# What you are asked to do:
Reproduce every record exactly as it appears, but not the pictures.

# # # #

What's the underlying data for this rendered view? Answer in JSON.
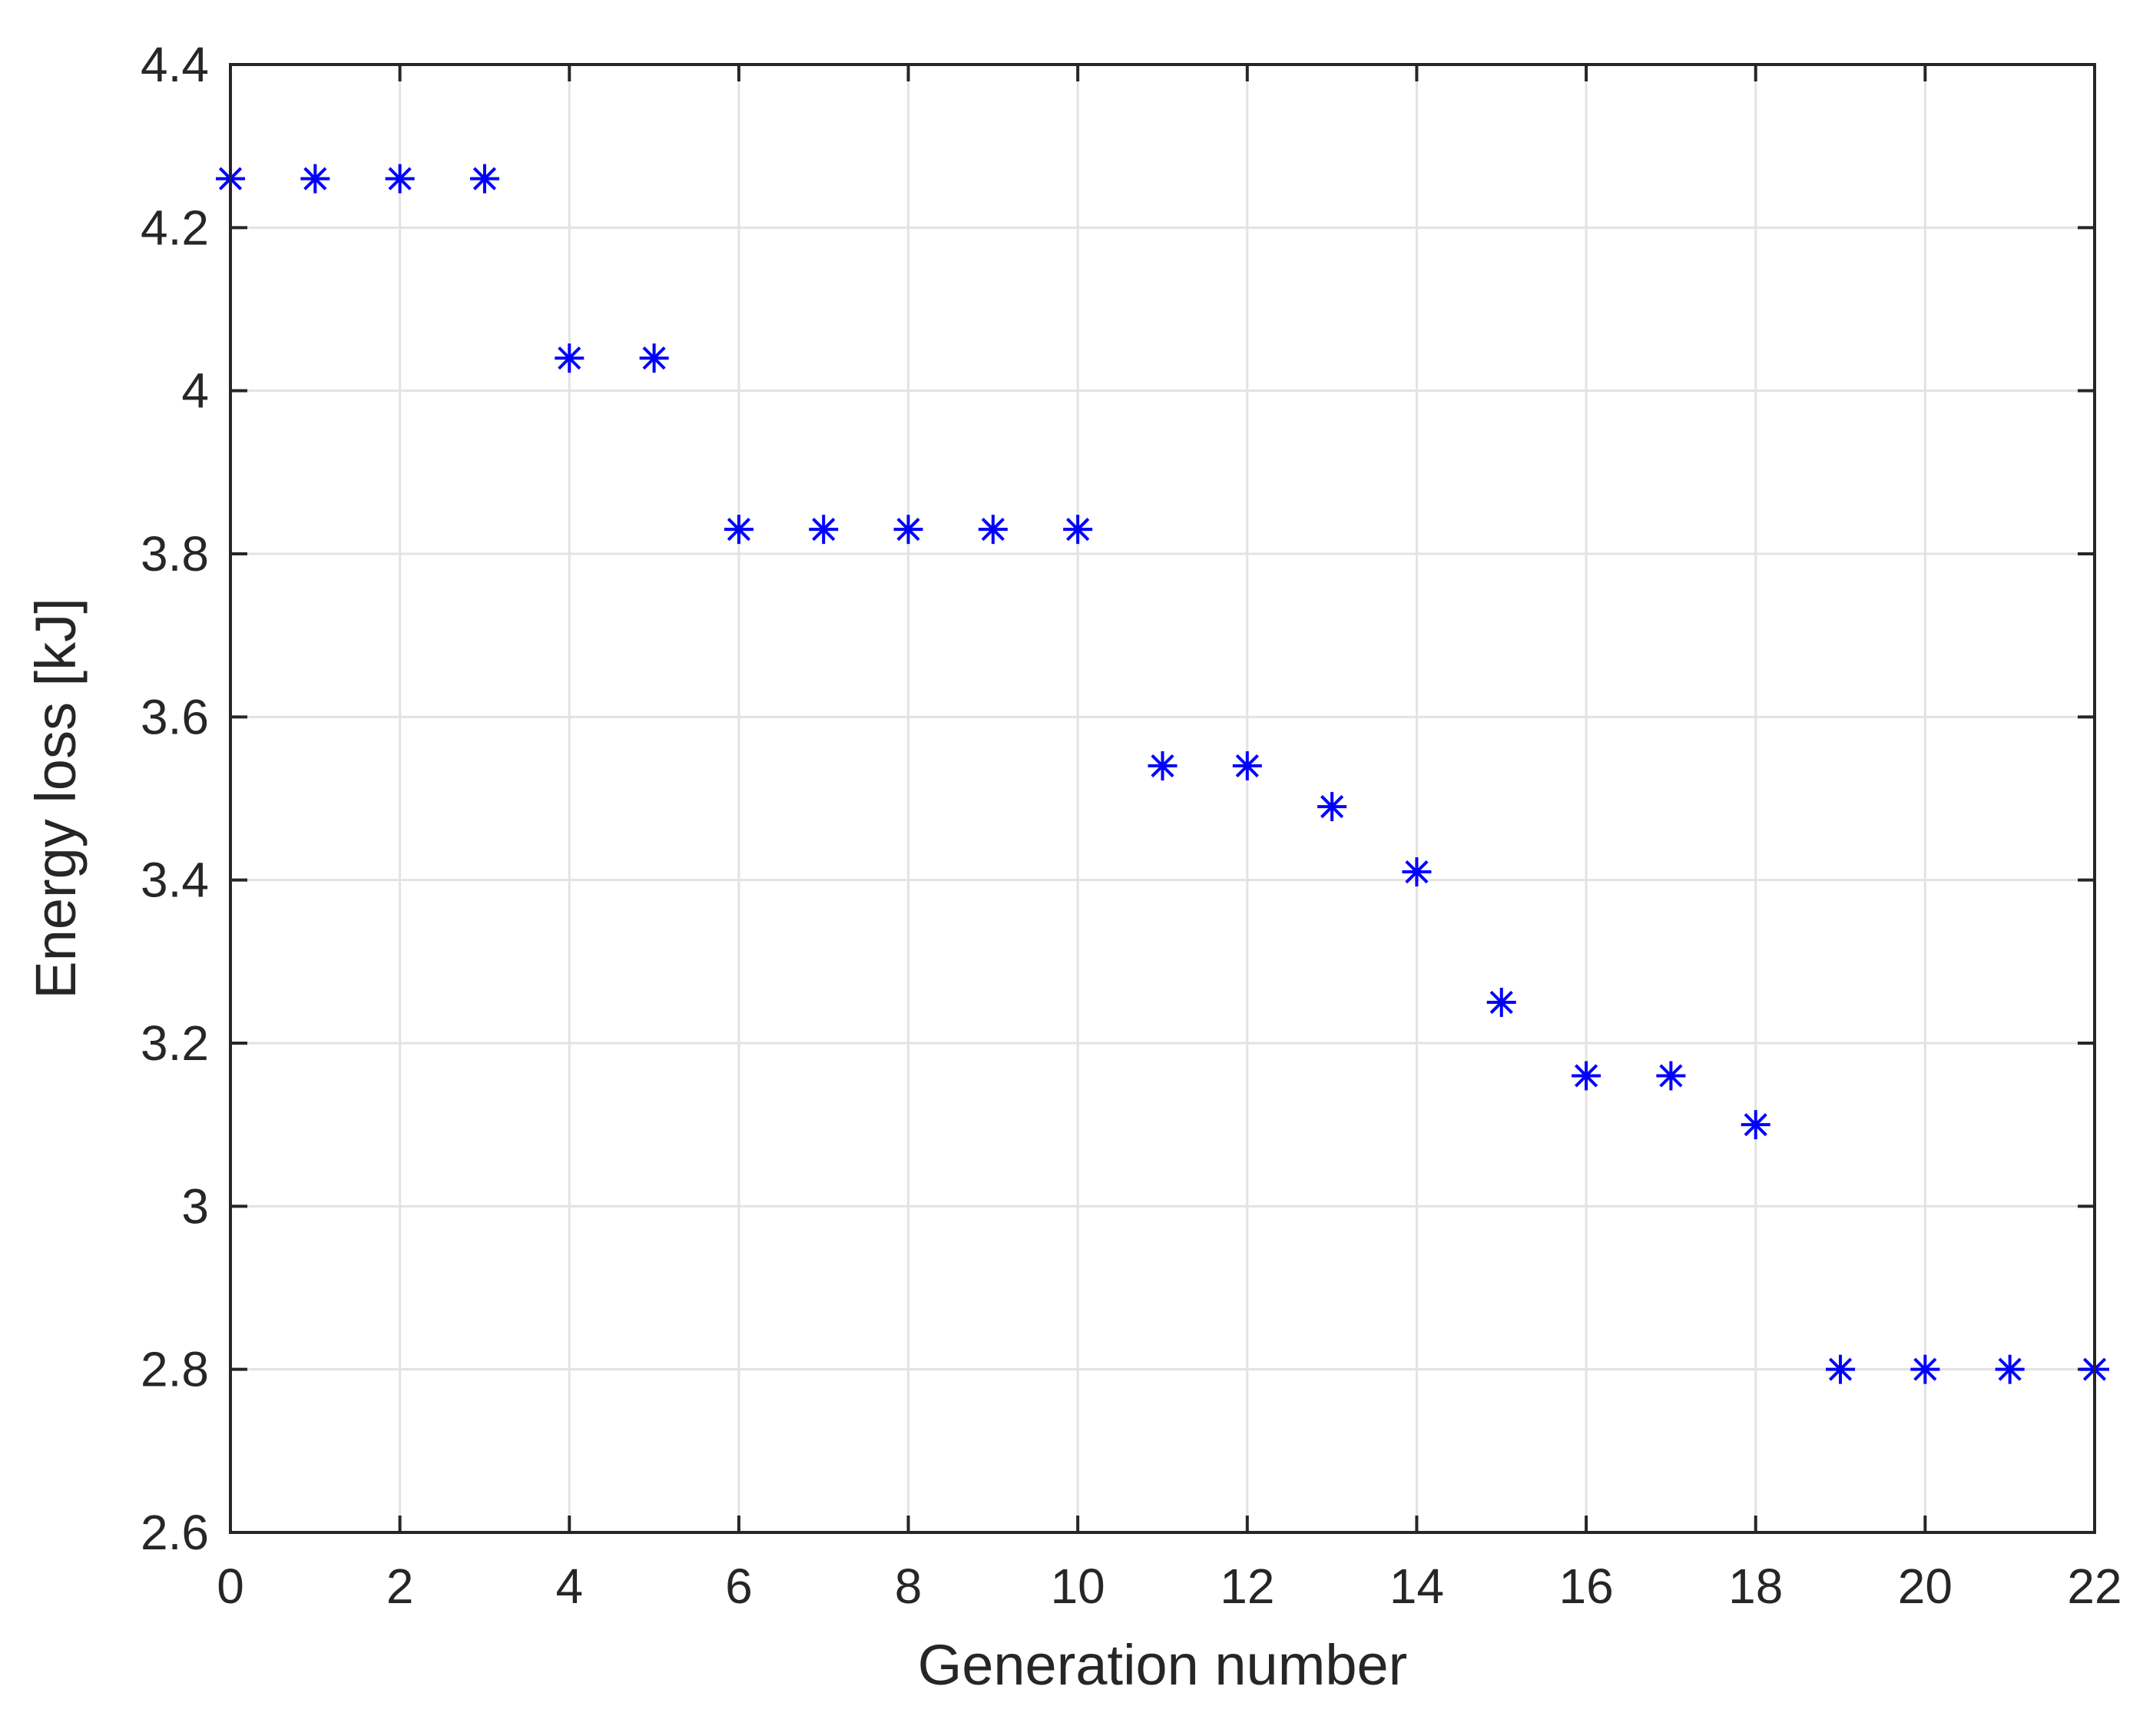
{
  "chart_data": {
    "type": "scatter",
    "title": "",
    "xlabel": "Generation number",
    "ylabel": "Energy loss [kJ]",
    "xlim": [
      0,
      22
    ],
    "ylim": [
      2.6,
      4.4
    ],
    "xticks": [
      0,
      2,
      4,
      6,
      8,
      10,
      12,
      14,
      16,
      18,
      20,
      22
    ],
    "yticks": [
      2.6,
      2.8,
      3.0,
      3.2,
      3.4,
      3.6,
      3.8,
      4.0,
      4.2,
      4.4
    ],
    "xtick_labels": [
      "0",
      "2",
      "4",
      "6",
      "8",
      "10",
      "12",
      "14",
      "16",
      "18",
      "20",
      "22"
    ],
    "ytick_labels": [
      "2.6",
      "2.8",
      "3",
      "3.2",
      "3.4",
      "3.6",
      "3.8",
      "4",
      "4.2",
      "4.4"
    ],
    "grid": true,
    "marker": "asterisk",
    "marker_color": "#0000ff",
    "series": [
      {
        "x": [
          0,
          1,
          2,
          3,
          4,
          5,
          6,
          7,
          8,
          9,
          10,
          11,
          12,
          13,
          14,
          15,
          16,
          17,
          18,
          19,
          20,
          21,
          22
        ],
        "y": [
          4.26,
          4.26,
          4.26,
          4.26,
          4.04,
          4.04,
          3.83,
          3.83,
          3.83,
          3.83,
          3.83,
          3.54,
          3.54,
          3.49,
          3.41,
          3.25,
          3.16,
          3.16,
          3.1,
          2.8,
          2.8,
          2.8,
          2.8
        ]
      }
    ]
  }
}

# # # #

# Solution to the problem:
What's the underlying data for this rendered view? Answer in JSON.
{
  "chart_data": {
    "type": "scatter",
    "title": "",
    "xlabel": "Generation number",
    "ylabel": "Energy loss [kJ]",
    "xlim": [
      0,
      22
    ],
    "ylim": [
      2.6,
      4.4
    ],
    "xticks": [
      0,
      2,
      4,
      6,
      8,
      10,
      12,
      14,
      16,
      18,
      20,
      22
    ],
    "yticks": [
      2.6,
      2.8,
      3.0,
      3.2,
      3.4,
      3.6,
      3.8,
      4.0,
      4.2,
      4.4
    ],
    "xtick_labels": [
      "0",
      "2",
      "4",
      "6",
      "8",
      "10",
      "12",
      "14",
      "16",
      "18",
      "20",
      "22"
    ],
    "ytick_labels": [
      "2.6",
      "2.8",
      "3",
      "3.2",
      "3.4",
      "3.6",
      "3.8",
      "4",
      "4.2",
      "4.4"
    ],
    "grid": true,
    "marker": "asterisk",
    "marker_color": "#0000ff",
    "series": [
      {
        "x": [
          0,
          1,
          2,
          3,
          4,
          5,
          6,
          7,
          8,
          9,
          10,
          11,
          12,
          13,
          14,
          15,
          16,
          17,
          18,
          19,
          20,
          21,
          22
        ],
        "y": [
          4.26,
          4.26,
          4.26,
          4.26,
          4.04,
          4.04,
          3.83,
          3.83,
          3.83,
          3.83,
          3.83,
          3.54,
          3.54,
          3.49,
          3.41,
          3.25,
          3.16,
          3.16,
          3.1,
          2.8,
          2.8,
          2.8,
          2.8
        ]
      }
    ]
  }
}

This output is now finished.